- TASK INSTRUCTIONS:
Please copy each line of the data that includes the string "title".

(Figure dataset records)
+-------+
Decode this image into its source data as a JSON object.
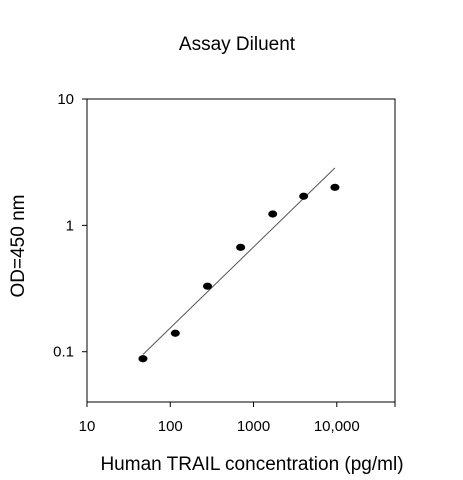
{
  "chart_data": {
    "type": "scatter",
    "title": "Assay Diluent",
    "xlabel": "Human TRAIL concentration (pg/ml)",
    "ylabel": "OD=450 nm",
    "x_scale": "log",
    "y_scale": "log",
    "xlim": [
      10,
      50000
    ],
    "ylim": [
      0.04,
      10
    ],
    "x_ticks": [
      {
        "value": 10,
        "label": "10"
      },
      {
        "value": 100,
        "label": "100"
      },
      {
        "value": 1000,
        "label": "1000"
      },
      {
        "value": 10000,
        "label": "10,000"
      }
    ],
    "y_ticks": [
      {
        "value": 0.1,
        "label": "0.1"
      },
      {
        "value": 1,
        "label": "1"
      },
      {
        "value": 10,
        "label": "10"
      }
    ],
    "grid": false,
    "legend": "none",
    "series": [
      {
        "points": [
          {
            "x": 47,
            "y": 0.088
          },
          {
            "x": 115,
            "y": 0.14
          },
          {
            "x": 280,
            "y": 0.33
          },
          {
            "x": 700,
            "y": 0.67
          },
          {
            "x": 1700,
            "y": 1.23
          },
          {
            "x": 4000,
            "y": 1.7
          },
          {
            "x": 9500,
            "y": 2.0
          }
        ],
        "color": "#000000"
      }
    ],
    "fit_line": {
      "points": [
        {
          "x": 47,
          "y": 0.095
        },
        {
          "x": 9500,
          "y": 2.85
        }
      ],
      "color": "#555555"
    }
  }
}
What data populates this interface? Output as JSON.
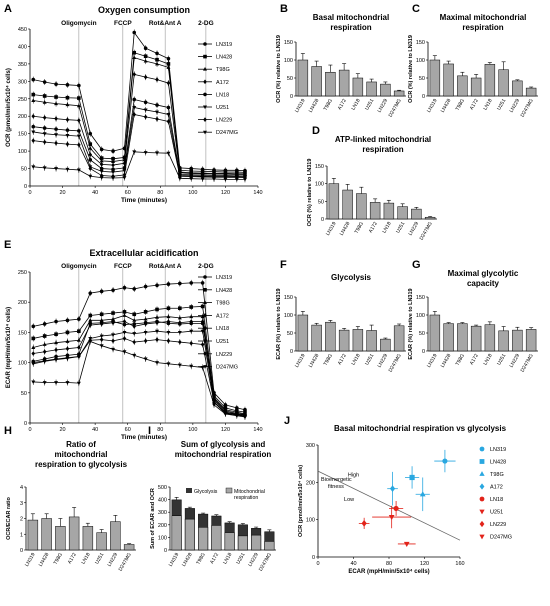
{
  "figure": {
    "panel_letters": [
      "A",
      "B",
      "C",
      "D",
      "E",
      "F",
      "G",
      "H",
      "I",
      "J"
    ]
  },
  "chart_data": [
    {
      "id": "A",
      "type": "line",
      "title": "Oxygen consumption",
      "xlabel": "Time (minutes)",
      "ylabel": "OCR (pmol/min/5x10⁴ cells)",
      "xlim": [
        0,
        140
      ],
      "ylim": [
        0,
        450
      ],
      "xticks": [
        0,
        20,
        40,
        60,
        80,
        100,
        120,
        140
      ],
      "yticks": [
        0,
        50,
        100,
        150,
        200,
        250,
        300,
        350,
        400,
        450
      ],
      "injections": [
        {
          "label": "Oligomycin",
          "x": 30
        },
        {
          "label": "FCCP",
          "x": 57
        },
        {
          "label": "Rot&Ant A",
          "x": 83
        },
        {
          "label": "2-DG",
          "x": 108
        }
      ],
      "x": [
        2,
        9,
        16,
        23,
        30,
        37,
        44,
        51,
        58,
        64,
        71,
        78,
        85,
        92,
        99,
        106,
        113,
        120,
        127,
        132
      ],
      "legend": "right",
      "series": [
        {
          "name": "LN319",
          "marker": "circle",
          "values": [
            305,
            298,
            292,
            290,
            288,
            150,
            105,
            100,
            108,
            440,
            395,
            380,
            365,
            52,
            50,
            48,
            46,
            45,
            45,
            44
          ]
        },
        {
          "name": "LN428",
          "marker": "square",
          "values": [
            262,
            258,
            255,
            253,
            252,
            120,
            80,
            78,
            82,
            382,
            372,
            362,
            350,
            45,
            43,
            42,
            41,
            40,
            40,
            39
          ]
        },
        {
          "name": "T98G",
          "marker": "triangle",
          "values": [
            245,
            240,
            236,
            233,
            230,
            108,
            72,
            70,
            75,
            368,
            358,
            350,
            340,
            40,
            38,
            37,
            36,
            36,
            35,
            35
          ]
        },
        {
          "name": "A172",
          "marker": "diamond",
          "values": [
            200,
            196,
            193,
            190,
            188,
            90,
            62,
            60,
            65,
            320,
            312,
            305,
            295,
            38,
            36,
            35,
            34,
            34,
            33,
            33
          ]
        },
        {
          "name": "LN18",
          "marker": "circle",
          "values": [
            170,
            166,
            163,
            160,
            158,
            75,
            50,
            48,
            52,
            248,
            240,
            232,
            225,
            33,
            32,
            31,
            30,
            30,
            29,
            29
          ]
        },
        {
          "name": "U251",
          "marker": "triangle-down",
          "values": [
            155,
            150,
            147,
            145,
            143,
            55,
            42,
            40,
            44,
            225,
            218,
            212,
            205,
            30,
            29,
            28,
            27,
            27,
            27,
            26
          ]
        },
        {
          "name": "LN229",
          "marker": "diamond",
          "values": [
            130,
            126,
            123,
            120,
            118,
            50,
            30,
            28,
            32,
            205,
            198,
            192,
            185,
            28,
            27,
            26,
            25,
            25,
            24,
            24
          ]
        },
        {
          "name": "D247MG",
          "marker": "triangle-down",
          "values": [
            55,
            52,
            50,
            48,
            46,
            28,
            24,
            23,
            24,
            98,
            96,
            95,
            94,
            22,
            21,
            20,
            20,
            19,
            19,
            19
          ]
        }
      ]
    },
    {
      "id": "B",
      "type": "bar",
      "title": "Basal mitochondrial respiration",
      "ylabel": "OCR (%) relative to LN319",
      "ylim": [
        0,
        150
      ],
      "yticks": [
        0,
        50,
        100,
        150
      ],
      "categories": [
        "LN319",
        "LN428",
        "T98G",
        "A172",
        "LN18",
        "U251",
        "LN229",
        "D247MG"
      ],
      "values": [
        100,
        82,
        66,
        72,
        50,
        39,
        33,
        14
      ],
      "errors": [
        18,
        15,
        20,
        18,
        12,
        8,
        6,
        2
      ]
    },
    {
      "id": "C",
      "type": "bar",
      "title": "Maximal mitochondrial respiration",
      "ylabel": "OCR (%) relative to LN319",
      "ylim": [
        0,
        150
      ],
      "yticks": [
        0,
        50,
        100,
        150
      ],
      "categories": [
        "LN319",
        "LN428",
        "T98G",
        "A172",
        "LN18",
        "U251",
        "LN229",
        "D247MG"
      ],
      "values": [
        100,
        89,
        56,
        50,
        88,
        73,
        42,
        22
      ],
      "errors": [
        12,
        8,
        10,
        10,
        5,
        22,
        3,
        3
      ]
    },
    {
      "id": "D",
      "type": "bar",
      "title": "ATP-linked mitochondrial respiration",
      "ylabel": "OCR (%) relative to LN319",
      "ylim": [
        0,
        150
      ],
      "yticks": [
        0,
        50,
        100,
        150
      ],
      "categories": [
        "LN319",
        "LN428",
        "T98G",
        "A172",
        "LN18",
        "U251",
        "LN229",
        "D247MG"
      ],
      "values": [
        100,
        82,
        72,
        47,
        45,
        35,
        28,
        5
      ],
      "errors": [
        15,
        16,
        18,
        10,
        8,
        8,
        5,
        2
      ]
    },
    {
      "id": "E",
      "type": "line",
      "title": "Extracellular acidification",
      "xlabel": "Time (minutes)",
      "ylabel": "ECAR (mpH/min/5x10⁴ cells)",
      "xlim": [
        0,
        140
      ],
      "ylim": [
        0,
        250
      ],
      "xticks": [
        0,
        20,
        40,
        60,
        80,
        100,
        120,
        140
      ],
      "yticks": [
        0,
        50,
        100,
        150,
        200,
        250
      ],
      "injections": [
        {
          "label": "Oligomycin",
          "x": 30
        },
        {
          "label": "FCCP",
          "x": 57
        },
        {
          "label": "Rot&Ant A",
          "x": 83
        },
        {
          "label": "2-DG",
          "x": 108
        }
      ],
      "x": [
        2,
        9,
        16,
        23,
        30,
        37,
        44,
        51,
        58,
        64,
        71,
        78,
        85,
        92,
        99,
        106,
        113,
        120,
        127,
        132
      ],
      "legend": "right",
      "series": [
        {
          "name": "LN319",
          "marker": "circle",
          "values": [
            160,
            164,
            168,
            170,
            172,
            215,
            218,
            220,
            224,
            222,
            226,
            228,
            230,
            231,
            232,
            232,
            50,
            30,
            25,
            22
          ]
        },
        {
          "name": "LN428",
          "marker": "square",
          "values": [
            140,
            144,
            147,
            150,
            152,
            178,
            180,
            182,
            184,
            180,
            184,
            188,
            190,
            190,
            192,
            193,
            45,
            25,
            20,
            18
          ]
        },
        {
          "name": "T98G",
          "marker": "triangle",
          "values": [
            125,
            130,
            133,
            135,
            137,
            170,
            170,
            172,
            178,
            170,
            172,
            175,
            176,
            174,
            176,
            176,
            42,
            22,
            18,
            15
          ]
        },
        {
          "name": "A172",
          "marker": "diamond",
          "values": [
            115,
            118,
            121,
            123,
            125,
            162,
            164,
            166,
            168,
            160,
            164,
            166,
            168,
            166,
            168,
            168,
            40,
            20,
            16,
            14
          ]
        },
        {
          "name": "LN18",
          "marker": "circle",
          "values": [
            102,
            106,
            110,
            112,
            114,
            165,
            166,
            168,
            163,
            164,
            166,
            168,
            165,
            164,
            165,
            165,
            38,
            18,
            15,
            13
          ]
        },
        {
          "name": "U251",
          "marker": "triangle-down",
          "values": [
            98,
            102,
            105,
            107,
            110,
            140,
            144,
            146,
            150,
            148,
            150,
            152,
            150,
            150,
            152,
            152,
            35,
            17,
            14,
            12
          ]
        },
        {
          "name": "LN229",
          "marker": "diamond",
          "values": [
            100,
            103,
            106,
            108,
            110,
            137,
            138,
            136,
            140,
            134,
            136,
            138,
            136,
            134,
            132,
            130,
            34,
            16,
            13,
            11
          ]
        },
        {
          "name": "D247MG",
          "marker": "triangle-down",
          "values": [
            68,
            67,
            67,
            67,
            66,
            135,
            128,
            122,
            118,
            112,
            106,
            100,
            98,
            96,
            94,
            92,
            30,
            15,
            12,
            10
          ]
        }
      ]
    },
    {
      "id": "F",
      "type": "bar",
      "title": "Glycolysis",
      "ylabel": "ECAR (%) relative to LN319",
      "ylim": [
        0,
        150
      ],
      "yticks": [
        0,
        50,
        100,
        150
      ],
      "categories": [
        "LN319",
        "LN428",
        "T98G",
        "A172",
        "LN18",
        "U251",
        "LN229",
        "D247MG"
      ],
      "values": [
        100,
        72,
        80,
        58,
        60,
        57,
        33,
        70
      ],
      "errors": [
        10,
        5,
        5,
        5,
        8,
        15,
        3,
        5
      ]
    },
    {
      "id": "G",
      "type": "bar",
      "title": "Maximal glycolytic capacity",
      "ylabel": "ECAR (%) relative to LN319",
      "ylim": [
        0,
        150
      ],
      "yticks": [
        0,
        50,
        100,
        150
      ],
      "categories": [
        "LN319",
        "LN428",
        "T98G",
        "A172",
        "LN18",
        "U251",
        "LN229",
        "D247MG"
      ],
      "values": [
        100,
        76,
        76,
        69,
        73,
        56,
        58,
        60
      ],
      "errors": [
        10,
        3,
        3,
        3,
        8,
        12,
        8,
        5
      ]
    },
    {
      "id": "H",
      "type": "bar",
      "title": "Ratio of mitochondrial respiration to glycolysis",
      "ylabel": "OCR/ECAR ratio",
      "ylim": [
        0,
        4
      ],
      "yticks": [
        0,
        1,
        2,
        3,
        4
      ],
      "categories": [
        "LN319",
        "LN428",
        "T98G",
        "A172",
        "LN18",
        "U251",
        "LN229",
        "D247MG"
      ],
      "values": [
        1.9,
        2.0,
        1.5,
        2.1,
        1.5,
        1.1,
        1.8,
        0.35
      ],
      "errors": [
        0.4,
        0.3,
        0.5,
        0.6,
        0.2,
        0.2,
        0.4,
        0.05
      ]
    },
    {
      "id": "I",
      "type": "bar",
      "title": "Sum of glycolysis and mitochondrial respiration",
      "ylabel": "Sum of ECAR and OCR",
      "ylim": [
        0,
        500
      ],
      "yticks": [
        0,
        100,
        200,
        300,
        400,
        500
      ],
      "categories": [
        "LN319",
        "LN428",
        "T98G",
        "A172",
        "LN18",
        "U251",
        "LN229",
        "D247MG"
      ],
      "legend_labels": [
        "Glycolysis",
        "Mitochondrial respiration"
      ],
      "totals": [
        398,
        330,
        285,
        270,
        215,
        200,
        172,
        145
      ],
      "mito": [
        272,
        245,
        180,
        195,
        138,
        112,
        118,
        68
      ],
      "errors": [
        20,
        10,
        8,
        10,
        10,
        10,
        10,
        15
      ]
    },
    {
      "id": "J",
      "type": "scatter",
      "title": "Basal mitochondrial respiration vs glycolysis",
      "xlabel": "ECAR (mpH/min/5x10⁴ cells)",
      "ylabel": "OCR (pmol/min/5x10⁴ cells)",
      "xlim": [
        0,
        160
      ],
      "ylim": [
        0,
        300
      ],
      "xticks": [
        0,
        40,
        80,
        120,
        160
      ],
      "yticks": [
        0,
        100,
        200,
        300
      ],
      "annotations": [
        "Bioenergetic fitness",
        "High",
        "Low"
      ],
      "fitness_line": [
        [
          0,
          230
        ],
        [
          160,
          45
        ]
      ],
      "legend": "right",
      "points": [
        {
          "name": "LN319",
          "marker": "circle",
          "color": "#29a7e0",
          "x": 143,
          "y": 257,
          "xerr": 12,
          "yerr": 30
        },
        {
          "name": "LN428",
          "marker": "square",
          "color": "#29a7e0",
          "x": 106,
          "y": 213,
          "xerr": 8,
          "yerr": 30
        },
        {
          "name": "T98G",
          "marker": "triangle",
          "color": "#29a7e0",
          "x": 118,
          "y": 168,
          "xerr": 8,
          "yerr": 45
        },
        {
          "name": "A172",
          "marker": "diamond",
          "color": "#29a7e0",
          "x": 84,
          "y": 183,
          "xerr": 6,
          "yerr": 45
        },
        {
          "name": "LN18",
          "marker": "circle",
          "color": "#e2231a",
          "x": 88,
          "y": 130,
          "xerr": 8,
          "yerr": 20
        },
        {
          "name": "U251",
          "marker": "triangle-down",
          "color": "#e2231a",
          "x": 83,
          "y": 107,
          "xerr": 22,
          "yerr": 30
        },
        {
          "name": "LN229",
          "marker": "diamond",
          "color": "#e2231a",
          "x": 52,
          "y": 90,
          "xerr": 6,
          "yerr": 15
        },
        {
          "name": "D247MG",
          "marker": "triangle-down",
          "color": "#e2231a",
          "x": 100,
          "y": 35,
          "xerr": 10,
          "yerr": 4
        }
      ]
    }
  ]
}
+-------+
- ANSWER TO THIS EXERCISE:
    "title": "Assay Diluent",
      "title": "Oxygen consumption",
      "title": "Basal mitochondrial respiration",
      "title": "Maximal mitochondrial respiration",
      "title": "ATP-linked mitochondrial respiration",
      "title": "Extracellular acidification",
      "title": "Glycolysis",
      "title": "Maximal glycolytic capacity",
      "title": "Ratio of mitochondrial respiration to glycolysis",
      "title": "Sum of glycolysis and mitochondrial respiration",
      "title": "Basal mitochondrial respiration vs glycolysis",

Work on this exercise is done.